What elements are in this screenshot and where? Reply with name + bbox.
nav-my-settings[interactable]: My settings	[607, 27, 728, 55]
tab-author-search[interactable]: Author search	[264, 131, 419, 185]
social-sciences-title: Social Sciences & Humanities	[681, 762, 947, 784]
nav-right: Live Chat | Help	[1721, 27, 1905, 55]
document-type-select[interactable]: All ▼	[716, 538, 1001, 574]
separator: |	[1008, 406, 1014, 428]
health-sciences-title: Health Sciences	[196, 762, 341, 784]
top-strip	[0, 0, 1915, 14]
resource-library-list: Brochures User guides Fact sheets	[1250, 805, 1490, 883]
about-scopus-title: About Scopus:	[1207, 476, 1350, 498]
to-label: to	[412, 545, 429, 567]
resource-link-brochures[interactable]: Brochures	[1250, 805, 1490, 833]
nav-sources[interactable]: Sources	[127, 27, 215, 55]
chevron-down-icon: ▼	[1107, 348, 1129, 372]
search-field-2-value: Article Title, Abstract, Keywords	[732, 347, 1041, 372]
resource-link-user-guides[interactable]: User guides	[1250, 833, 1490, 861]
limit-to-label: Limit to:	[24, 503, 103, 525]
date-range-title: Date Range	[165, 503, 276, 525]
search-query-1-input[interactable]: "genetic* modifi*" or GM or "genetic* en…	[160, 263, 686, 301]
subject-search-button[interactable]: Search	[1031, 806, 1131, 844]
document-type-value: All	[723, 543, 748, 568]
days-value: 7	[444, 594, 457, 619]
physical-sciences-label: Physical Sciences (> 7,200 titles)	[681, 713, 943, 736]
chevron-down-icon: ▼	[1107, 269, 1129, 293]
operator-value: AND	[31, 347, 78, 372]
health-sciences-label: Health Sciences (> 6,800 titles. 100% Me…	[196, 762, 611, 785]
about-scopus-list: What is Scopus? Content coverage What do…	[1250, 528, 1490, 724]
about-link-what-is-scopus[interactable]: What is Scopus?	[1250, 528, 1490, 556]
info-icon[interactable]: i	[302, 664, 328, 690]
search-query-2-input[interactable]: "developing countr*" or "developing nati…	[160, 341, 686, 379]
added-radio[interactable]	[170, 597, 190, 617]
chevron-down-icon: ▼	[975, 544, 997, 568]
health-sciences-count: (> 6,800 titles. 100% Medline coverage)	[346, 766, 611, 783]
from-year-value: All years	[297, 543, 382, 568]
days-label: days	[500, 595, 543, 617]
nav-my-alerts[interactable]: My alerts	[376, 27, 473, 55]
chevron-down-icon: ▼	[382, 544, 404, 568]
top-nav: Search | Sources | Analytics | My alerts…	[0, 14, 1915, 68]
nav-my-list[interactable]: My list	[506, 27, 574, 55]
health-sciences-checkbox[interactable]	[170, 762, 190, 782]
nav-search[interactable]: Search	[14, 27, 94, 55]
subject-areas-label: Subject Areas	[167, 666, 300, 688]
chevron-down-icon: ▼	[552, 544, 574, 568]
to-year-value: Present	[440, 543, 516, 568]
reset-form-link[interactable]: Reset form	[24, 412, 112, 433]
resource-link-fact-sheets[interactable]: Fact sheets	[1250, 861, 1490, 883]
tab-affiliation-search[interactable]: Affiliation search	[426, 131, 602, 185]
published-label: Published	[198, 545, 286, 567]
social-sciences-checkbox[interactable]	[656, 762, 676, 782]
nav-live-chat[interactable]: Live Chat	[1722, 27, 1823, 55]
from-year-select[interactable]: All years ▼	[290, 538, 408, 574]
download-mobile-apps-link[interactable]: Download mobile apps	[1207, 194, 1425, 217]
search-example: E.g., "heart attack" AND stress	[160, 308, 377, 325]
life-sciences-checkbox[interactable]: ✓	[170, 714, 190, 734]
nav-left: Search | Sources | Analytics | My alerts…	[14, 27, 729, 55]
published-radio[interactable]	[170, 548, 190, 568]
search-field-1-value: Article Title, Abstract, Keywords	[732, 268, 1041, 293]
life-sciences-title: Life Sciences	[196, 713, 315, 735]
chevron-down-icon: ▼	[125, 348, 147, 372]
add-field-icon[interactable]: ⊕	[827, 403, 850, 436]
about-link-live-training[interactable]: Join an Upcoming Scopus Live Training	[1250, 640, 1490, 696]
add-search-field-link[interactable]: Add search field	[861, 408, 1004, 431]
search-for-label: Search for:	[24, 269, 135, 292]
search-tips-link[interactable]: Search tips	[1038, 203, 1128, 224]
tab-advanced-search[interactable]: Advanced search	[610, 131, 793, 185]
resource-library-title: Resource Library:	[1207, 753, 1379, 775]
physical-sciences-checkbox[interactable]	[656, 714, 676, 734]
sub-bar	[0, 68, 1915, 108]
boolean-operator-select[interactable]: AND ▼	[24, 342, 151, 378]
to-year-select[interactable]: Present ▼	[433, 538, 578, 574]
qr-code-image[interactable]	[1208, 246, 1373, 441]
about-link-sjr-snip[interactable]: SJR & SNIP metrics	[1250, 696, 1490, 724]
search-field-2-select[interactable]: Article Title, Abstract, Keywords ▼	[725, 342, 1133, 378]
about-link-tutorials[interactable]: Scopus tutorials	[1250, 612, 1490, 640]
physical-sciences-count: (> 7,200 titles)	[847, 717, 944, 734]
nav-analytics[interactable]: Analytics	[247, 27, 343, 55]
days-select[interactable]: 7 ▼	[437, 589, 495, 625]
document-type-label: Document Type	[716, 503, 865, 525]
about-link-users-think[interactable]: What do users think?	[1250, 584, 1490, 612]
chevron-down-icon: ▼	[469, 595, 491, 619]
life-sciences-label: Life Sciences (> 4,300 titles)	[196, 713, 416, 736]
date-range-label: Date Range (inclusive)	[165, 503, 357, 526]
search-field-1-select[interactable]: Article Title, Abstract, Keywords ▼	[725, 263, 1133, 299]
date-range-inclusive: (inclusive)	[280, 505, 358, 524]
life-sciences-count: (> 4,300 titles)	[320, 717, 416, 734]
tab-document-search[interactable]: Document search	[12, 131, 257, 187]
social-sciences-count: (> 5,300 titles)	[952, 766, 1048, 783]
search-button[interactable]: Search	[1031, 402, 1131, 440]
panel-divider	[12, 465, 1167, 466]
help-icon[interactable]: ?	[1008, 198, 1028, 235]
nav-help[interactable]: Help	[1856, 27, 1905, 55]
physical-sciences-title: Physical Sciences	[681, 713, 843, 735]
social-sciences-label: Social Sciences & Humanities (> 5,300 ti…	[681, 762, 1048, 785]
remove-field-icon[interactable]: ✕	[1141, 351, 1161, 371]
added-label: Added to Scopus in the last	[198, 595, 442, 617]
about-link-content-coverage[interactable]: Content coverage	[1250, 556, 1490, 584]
++++++++++
§ **WHAT THIS TASK INVOLVES**
Reproduce the entry above line for line, changing nothing.

§ **EXERCISE RESULT**
What elements are in this screenshot and where? Reply with name + bbox.
nav-my-settings[interactable]: My settings	[607, 27, 728, 55]
tab-author-search[interactable]: Author search	[264, 131, 419, 185]
social-sciences-title: Social Sciences & Humanities	[681, 762, 947, 784]
nav-right: Live Chat | Help	[1721, 27, 1905, 55]
document-type-select[interactable]: All ▼	[716, 538, 1001, 574]
separator: |	[1008, 406, 1014, 428]
health-sciences-title: Health Sciences	[196, 762, 341, 784]
top-strip	[0, 0, 1915, 14]
resource-library-list: Brochures User guides Fact sheets	[1250, 805, 1490, 883]
about-scopus-title: About Scopus:	[1207, 476, 1350, 498]
to-label: to	[412, 545, 429, 567]
resource-link-brochures[interactable]: Brochures	[1250, 805, 1490, 833]
nav-sources[interactable]: Sources	[127, 27, 215, 55]
chevron-down-icon: ▼	[1107, 348, 1129, 372]
search-field-2-value: Article Title, Abstract, Keywords	[732, 347, 1041, 372]
resource-link-user-guides[interactable]: User guides	[1250, 833, 1490, 861]
limit-to-label: Limit to:	[24, 503, 103, 525]
date-range-title: Date Range	[165, 503, 276, 525]
search-query-1-input[interactable]: "genetic* modifi*" or GM or "genetic* en…	[160, 263, 686, 301]
subject-search-button[interactable]: Search	[1031, 806, 1131, 844]
document-type-value: All	[723, 543, 748, 568]
days-value: 7	[444, 594, 457, 619]
physical-sciences-label: Physical Sciences (> 7,200 titles)	[681, 713, 943, 736]
chevron-down-icon: ▼	[1107, 269, 1129, 293]
operator-value: AND	[31, 347, 78, 372]
health-sciences-label: Health Sciences (> 6,800 titles. 100% Me…	[196, 762, 611, 785]
about-scopus-list: What is Scopus? Content coverage What do…	[1250, 528, 1490, 724]
about-link-what-is-scopus[interactable]: What is Scopus?	[1250, 528, 1490, 556]
info-icon[interactable]: i	[302, 664, 328, 690]
search-query-2-input[interactable]: "developing countr*" or "developing nati…	[160, 341, 686, 379]
added-radio[interactable]	[170, 597, 190, 617]
chevron-down-icon: ▼	[975, 544, 997, 568]
health-sciences-count: (> 6,800 titles. 100% Medline coverage)	[346, 766, 611, 783]
from-year-value: All years	[297, 543, 382, 568]
days-label: days	[500, 595, 543, 617]
nav-my-alerts[interactable]: My alerts	[376, 27, 473, 55]
chevron-down-icon: ▼	[382, 544, 404, 568]
top-nav: Search | Sources | Analytics | My alerts…	[0, 14, 1915, 68]
nav-my-list[interactable]: My list	[506, 27, 574, 55]
health-sciences-checkbox[interactable]	[170, 762, 190, 782]
nav-search[interactable]: Search	[14, 27, 94, 55]
subject-areas-label: Subject Areas	[167, 666, 300, 688]
chevron-down-icon: ▼	[552, 544, 574, 568]
to-year-value: Present	[440, 543, 516, 568]
reset-form-link[interactable]: Reset form	[24, 412, 112, 433]
resource-link-fact-sheets[interactable]: Fact sheets	[1250, 861, 1490, 883]
tab-affiliation-search[interactable]: Affiliation search	[426, 131, 602, 185]
published-label: Published	[198, 545, 286, 567]
social-sciences-checkbox[interactable]	[656, 762, 676, 782]
nav-live-chat[interactable]: Live Chat	[1722, 27, 1823, 55]
from-year-select[interactable]: All years ▼	[290, 538, 408, 574]
download-mobile-apps-link[interactable]: Download mobile apps	[1207, 194, 1425, 217]
search-example: E.g., "heart attack" AND stress	[160, 308, 377, 325]
life-sciences-checkbox[interactable]: ✓	[170, 714, 190, 734]
nav-left: Search | Sources | Analytics | My alerts…	[14, 27, 729, 55]
published-radio[interactable]	[170, 548, 190, 568]
search-field-1-value: Article Title, Abstract, Keywords	[732, 268, 1041, 293]
life-sciences-title: Life Sciences	[196, 713, 315, 735]
chevron-down-icon: ▼	[125, 348, 147, 372]
add-field-icon[interactable]: ⊕	[827, 403, 850, 436]
about-link-live-training[interactable]: Join an Upcoming Scopus Live Training	[1250, 640, 1490, 696]
add-search-field-link[interactable]: Add search field	[861, 408, 1004, 431]
search-for-label: Search for:	[24, 269, 135, 292]
search-tips-link[interactable]: Search tips	[1038, 203, 1128, 224]
tab-advanced-search[interactable]: Advanced search	[610, 131, 793, 185]
resource-library-title: Resource Library:	[1207, 753, 1379, 775]
physical-sciences-checkbox[interactable]	[656, 714, 676, 734]
sub-bar	[0, 68, 1915, 108]
boolean-operator-select[interactable]: AND ▼	[24, 342, 151, 378]
to-year-select[interactable]: Present ▼	[433, 538, 578, 574]
qr-code-image[interactable]	[1208, 246, 1373, 441]
about-link-sjr-snip[interactable]: SJR & SNIP metrics	[1250, 696, 1490, 724]
search-field-2-select[interactable]: Article Title, Abstract, Keywords ▼	[725, 342, 1133, 378]
about-link-tutorials[interactable]: Scopus tutorials	[1250, 612, 1490, 640]
physical-sciences-count: (> 7,200 titles)	[847, 717, 944, 734]
nav-analytics[interactable]: Analytics	[247, 27, 343, 55]
days-select[interactable]: 7 ▼	[437, 589, 495, 625]
document-type-label: Document Type	[716, 503, 865, 525]
about-link-users-think[interactable]: What do users think?	[1250, 584, 1490, 612]
chevron-down-icon: ▼	[469, 595, 491, 619]
life-sciences-label: Life Sciences (> 4,300 titles)	[196, 713, 416, 736]
date-range-label: Date Range (inclusive)	[165, 503, 357, 526]
search-field-1-select[interactable]: Article Title, Abstract, Keywords ▼	[725, 263, 1133, 299]
date-range-inclusive: (inclusive)	[280, 505, 358, 524]
life-sciences-count: (> 4,300 titles)	[320, 717, 416, 734]
tab-document-search[interactable]: Document search	[12, 131, 257, 187]
social-sciences-count: (> 5,300 titles)	[952, 766, 1048, 783]
search-button[interactable]: Search	[1031, 402, 1131, 440]
panel-divider	[12, 465, 1167, 466]
help-icon[interactable]: ?	[1008, 198, 1028, 235]
nav-help[interactable]: Help	[1856, 27, 1905, 55]
physical-sciences-title: Physical Sciences	[681, 713, 843, 735]
social-sciences-label: Social Sciences & Humanities (> 5,300 ti…	[681, 762, 1048, 785]
remove-field-icon[interactable]: ✕	[1141, 351, 1161, 371]
added-label: Added to Scopus in the last	[198, 595, 442, 617]
about-link-content-coverage[interactable]: Content coverage	[1250, 556, 1490, 584]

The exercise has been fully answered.